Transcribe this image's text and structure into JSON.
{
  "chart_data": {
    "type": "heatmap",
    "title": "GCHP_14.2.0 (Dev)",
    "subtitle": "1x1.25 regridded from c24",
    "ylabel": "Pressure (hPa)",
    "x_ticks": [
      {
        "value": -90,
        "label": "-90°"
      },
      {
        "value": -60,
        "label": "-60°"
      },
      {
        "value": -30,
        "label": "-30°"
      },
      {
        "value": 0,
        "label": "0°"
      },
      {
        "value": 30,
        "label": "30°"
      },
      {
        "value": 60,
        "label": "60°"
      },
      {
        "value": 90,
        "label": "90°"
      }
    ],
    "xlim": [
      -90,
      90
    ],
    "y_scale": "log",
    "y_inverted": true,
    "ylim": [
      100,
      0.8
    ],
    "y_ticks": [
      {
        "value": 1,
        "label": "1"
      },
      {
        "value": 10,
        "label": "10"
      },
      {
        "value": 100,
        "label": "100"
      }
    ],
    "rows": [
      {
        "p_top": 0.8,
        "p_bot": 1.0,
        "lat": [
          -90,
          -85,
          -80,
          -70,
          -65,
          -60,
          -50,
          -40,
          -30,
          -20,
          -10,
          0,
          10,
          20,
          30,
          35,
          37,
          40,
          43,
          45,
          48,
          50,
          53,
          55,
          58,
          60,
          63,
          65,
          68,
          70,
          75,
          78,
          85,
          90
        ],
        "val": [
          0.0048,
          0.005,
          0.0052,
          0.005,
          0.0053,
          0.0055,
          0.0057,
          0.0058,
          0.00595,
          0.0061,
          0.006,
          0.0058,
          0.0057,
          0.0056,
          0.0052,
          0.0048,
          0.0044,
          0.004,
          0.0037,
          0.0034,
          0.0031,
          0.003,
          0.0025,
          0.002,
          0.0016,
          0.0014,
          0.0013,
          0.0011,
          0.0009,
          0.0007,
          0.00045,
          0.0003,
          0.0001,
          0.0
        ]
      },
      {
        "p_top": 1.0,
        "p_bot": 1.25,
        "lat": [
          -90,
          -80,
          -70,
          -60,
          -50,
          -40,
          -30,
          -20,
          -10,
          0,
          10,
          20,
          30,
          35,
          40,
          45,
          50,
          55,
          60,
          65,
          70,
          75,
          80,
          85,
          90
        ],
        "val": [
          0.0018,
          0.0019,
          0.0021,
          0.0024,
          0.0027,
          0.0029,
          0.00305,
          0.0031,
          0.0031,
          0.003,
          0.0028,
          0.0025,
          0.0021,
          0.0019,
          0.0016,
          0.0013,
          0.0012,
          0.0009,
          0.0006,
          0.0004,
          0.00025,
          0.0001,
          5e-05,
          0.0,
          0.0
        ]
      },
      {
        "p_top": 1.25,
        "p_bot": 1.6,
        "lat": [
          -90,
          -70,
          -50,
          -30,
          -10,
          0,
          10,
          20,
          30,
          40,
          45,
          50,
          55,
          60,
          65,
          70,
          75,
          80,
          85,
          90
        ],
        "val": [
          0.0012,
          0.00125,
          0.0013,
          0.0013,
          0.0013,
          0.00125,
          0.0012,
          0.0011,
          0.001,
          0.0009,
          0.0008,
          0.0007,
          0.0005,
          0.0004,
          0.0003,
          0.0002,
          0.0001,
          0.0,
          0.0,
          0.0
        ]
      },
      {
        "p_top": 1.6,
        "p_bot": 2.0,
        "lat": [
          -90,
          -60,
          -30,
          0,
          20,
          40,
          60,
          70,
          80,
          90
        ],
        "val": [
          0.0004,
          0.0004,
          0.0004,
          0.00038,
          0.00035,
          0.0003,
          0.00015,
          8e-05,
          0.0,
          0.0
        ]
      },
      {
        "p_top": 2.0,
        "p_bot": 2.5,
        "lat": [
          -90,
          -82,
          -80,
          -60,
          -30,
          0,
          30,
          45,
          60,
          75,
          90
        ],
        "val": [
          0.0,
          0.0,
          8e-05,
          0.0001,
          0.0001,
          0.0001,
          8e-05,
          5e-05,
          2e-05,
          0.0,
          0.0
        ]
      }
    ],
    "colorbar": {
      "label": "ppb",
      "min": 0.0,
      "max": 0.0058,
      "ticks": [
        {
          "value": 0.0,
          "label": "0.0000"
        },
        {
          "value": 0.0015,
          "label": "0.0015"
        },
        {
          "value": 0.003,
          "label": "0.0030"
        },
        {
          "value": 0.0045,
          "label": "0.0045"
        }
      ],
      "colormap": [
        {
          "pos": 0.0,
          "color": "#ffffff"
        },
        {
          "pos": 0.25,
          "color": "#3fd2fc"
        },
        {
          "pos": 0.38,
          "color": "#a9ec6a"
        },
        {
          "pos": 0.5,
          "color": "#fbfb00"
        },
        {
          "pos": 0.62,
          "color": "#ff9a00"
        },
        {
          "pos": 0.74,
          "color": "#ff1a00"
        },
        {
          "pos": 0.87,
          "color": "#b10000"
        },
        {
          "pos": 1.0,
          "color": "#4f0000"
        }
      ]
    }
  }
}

========================

■ Written request
Here, the records must be output exactly and in full.

■ The output
Transcribe this image's text and structure into JSON.
{
  "chart_data": {
    "type": "heatmap",
    "title": "GCHP_14.2.0 (Dev)",
    "subtitle": "1x1.25 regridded from c24",
    "ylabel": "Pressure (hPa)",
    "x_ticks": [
      {
        "value": -90,
        "label": "-90°"
      },
      {
        "value": -60,
        "label": "-60°"
      },
      {
        "value": -30,
        "label": "-30°"
      },
      {
        "value": 0,
        "label": "0°"
      },
      {
        "value": 30,
        "label": "30°"
      },
      {
        "value": 60,
        "label": "60°"
      },
      {
        "value": 90,
        "label": "90°"
      }
    ],
    "xlim": [
      -90,
      90
    ],
    "y_scale": "log",
    "y_inverted": true,
    "ylim": [
      100,
      0.8
    ],
    "y_ticks": [
      {
        "value": 1,
        "label": "1"
      },
      {
        "value": 10,
        "label": "10"
      },
      {
        "value": 100,
        "label": "100"
      }
    ],
    "rows": [
      {
        "p_top": 0.8,
        "p_bot": 1.0,
        "lat": [
          -90,
          -85,
          -80,
          -70,
          -65,
          -60,
          -50,
          -40,
          -30,
          -20,
          -10,
          0,
          10,
          20,
          30,
          35,
          37,
          40,
          43,
          45,
          48,
          50,
          53,
          55,
          58,
          60,
          63,
          65,
          68,
          70,
          75,
          78,
          85,
          90
        ],
        "val": [
          0.0048,
          0.005,
          0.0052,
          0.005,
          0.0053,
          0.0055,
          0.0057,
          0.0058,
          0.00595,
          0.0061,
          0.006,
          0.0058,
          0.0057,
          0.0056,
          0.0052,
          0.0048,
          0.0044,
          0.004,
          0.0037,
          0.0034,
          0.0031,
          0.003,
          0.0025,
          0.002,
          0.0016,
          0.0014,
          0.0013,
          0.0011,
          0.0009,
          0.0007,
          0.00045,
          0.0003,
          0.0001,
          0.0
        ]
      },
      {
        "p_top": 1.0,
        "p_bot": 1.25,
        "lat": [
          -90,
          -80,
          -70,
          -60,
          -50,
          -40,
          -30,
          -20,
          -10,
          0,
          10,
          20,
          30,
          35,
          40,
          45,
          50,
          55,
          60,
          65,
          70,
          75,
          80,
          85,
          90
        ],
        "val": [
          0.0018,
          0.0019,
          0.0021,
          0.0024,
          0.0027,
          0.0029,
          0.00305,
          0.0031,
          0.0031,
          0.003,
          0.0028,
          0.0025,
          0.0021,
          0.0019,
          0.0016,
          0.0013,
          0.0012,
          0.0009,
          0.0006,
          0.0004,
          0.00025,
          0.0001,
          5e-05,
          0.0,
          0.0
        ]
      },
      {
        "p_top": 1.25,
        "p_bot": 1.6,
        "lat": [
          -90,
          -70,
          -50,
          -30,
          -10,
          0,
          10,
          20,
          30,
          40,
          45,
          50,
          55,
          60,
          65,
          70,
          75,
          80,
          85,
          90
        ],
        "val": [
          0.0012,
          0.00125,
          0.0013,
          0.0013,
          0.0013,
          0.00125,
          0.0012,
          0.0011,
          0.001,
          0.0009,
          0.0008,
          0.0007,
          0.0005,
          0.0004,
          0.0003,
          0.0002,
          0.0001,
          0.0,
          0.0,
          0.0
        ]
      },
      {
        "p_top": 1.6,
        "p_bot": 2.0,
        "lat": [
          -90,
          -60,
          -30,
          0,
          20,
          40,
          60,
          70,
          80,
          90
        ],
        "val": [
          0.0004,
          0.0004,
          0.0004,
          0.00038,
          0.00035,
          0.0003,
          0.00015,
          8e-05,
          0.0,
          0.0
        ]
      },
      {
        "p_top": 2.0,
        "p_bot": 2.5,
        "lat": [
          -90,
          -82,
          -80,
          -60,
          -30,
          0,
          30,
          45,
          60,
          75,
          90
        ],
        "val": [
          0.0,
          0.0,
          8e-05,
          0.0001,
          0.0001,
          0.0001,
          8e-05,
          5e-05,
          2e-05,
          0.0,
          0.0
        ]
      }
    ],
    "colorbar": {
      "label": "ppb",
      "min": 0.0,
      "max": 0.0058,
      "ticks": [
        {
          "value": 0.0,
          "label": "0.0000"
        },
        {
          "value": 0.0015,
          "label": "0.0015"
        },
        {
          "value": 0.003,
          "label": "0.0030"
        },
        {
          "value": 0.0045,
          "label": "0.0045"
        }
      ],
      "colormap": [
        {
          "pos": 0.0,
          "color": "#ffffff"
        },
        {
          "pos": 0.25,
          "color": "#3fd2fc"
        },
        {
          "pos": 0.38,
          "color": "#a9ec6a"
        },
        {
          "pos": 0.5,
          "color": "#fbfb00"
        },
        {
          "pos": 0.62,
          "color": "#ff9a00"
        },
        {
          "pos": 0.74,
          "color": "#ff1a00"
        },
        {
          "pos": 0.87,
          "color": "#b10000"
        },
        {
          "pos": 1.0,
          "color": "#4f0000"
        }
      ]
    }
  }
}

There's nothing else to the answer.